◆ Requirements
Search the entries below. Return every line that has "Advanced" in it.

◆ Working data
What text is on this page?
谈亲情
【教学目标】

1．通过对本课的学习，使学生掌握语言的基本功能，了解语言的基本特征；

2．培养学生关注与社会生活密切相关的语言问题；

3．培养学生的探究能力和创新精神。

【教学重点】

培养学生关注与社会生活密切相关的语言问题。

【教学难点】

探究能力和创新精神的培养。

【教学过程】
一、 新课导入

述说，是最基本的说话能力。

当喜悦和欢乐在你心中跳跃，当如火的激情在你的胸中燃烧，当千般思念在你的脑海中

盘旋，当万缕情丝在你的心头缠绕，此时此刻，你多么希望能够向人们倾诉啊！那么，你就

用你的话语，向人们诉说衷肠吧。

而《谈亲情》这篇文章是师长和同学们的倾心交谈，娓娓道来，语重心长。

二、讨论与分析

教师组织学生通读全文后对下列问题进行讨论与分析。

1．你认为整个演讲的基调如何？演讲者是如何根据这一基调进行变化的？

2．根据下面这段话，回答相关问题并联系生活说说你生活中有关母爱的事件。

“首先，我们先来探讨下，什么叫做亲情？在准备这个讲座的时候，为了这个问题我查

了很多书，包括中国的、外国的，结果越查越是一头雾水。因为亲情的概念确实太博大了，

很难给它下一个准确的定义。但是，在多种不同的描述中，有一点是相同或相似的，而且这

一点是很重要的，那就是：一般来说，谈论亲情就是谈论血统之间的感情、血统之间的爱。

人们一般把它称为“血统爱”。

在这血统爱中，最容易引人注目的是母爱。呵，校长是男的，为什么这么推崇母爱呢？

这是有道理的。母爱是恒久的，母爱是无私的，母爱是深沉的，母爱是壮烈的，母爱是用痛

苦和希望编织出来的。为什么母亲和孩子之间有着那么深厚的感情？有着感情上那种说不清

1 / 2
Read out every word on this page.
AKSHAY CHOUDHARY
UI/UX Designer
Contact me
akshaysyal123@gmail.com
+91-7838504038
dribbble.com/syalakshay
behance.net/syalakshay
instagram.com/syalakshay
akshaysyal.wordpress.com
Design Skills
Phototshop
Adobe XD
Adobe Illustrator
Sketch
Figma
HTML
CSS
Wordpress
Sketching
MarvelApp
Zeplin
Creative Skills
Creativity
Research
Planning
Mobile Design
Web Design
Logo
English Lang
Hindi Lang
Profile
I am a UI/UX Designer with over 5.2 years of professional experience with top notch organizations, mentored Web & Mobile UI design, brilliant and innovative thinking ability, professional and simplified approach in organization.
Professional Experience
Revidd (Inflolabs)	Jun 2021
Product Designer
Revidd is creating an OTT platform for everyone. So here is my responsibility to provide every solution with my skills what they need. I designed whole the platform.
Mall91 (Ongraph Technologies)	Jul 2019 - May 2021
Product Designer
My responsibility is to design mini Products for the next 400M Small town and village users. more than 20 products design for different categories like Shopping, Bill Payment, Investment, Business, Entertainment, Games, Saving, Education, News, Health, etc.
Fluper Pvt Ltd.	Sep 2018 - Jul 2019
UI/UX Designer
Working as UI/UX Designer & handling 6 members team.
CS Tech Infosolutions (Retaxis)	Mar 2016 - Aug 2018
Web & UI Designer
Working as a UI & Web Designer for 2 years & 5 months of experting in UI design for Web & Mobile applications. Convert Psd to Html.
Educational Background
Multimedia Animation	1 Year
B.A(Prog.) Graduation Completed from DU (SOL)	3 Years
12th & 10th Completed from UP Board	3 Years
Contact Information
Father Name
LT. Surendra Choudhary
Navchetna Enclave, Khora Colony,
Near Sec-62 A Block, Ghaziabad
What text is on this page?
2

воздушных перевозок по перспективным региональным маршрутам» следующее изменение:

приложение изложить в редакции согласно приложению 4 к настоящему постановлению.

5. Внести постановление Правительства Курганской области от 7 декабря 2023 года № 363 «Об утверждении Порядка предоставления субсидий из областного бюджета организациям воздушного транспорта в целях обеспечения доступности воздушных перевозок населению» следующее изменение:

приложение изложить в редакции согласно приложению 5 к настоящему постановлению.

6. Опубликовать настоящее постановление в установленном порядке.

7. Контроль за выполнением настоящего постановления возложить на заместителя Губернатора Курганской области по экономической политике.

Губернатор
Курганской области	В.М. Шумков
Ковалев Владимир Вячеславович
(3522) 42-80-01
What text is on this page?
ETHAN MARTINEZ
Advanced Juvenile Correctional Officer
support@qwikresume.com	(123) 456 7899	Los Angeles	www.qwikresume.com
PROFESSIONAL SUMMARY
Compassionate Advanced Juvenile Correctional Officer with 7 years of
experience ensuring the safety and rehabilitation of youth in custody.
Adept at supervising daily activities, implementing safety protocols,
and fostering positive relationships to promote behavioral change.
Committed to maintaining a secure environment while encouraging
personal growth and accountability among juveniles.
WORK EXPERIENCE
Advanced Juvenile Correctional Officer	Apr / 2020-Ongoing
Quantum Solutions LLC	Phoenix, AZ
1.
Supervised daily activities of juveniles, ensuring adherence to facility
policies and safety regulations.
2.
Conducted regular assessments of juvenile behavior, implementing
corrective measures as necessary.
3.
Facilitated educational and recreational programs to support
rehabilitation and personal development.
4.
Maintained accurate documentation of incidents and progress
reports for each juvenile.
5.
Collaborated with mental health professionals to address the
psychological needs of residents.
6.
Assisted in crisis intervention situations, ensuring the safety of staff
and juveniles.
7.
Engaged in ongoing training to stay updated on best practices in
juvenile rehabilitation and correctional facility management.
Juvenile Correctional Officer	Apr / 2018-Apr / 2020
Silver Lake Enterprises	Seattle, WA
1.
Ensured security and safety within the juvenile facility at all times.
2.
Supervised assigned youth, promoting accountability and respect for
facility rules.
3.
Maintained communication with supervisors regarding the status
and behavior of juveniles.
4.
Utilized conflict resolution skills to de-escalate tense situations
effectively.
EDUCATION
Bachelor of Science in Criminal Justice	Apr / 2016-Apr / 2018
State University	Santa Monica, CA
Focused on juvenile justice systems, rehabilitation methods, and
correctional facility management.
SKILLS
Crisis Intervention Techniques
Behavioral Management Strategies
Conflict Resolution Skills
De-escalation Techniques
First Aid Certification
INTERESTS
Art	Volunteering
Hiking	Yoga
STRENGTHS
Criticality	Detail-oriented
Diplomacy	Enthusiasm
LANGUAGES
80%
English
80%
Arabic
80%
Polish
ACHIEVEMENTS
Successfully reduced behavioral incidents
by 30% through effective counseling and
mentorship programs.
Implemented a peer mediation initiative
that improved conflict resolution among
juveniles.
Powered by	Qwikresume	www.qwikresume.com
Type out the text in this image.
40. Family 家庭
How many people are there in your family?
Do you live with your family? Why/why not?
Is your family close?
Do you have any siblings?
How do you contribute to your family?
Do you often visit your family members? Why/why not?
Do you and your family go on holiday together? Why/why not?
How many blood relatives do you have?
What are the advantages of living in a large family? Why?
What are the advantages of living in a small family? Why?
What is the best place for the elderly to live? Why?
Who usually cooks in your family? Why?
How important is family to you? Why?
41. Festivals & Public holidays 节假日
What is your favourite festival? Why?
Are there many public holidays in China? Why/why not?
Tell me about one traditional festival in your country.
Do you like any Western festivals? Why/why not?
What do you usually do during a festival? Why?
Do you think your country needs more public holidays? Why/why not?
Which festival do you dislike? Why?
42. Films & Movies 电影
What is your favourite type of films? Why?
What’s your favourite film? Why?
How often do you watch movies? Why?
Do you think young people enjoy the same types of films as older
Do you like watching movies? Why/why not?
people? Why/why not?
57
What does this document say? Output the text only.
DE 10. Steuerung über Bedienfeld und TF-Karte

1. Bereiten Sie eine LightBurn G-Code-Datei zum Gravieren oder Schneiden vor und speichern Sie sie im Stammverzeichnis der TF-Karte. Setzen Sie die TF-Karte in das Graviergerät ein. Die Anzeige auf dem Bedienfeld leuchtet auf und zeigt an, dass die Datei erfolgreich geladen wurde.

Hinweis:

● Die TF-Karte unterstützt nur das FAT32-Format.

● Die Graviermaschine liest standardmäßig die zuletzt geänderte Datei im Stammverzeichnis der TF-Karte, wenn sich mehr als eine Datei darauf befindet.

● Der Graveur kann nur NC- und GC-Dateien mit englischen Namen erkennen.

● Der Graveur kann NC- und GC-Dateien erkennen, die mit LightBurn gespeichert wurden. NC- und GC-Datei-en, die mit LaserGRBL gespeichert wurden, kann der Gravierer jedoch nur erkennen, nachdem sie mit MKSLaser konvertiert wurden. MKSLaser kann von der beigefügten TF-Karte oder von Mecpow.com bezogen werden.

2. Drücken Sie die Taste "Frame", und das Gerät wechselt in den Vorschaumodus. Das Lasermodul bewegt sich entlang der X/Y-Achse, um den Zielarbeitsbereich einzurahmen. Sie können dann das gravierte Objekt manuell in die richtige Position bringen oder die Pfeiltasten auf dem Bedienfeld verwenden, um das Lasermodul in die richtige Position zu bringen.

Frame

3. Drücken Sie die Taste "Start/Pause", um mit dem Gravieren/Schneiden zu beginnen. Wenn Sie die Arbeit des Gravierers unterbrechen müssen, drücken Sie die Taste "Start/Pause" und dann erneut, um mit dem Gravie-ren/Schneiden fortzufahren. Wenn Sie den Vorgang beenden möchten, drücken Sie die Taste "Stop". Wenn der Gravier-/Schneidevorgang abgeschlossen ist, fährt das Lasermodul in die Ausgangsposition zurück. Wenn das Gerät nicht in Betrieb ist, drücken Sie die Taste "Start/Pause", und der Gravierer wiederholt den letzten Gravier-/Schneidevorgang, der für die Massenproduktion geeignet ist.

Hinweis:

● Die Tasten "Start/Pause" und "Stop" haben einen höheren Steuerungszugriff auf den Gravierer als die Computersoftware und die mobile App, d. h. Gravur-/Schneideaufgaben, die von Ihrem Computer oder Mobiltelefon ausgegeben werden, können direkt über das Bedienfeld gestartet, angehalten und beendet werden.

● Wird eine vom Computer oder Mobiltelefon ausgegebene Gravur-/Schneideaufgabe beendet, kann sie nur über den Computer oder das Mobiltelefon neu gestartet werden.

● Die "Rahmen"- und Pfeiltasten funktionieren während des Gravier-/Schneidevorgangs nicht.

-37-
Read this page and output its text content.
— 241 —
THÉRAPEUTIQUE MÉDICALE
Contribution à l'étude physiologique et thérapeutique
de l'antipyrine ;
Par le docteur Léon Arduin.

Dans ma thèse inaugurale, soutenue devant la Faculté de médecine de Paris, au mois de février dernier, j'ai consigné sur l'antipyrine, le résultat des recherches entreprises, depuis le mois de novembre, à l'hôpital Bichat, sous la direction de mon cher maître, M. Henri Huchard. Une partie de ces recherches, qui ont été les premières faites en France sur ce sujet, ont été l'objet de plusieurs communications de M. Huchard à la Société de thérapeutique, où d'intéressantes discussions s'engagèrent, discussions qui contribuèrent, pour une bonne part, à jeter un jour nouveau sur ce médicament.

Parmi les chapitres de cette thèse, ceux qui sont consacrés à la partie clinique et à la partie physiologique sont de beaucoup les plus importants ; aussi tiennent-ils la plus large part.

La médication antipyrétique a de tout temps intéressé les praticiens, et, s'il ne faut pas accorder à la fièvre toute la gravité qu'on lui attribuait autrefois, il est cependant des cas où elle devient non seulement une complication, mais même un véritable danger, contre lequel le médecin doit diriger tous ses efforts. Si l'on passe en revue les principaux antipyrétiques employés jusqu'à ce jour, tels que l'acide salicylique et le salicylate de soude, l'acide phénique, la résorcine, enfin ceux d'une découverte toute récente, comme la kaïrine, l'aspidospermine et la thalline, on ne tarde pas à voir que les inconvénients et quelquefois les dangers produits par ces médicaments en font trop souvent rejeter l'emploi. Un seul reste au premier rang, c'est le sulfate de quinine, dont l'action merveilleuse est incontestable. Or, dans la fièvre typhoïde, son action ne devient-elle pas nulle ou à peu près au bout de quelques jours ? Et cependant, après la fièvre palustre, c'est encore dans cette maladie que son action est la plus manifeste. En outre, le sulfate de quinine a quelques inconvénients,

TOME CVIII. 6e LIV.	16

◆ Task solution
Advanced Juvenile Correctional Officer
Compassionate Advanced Juvenile Correctional Officer with 7 years of
Advanced Juvenile Correctional Officer	Apr / 2020-Ongoing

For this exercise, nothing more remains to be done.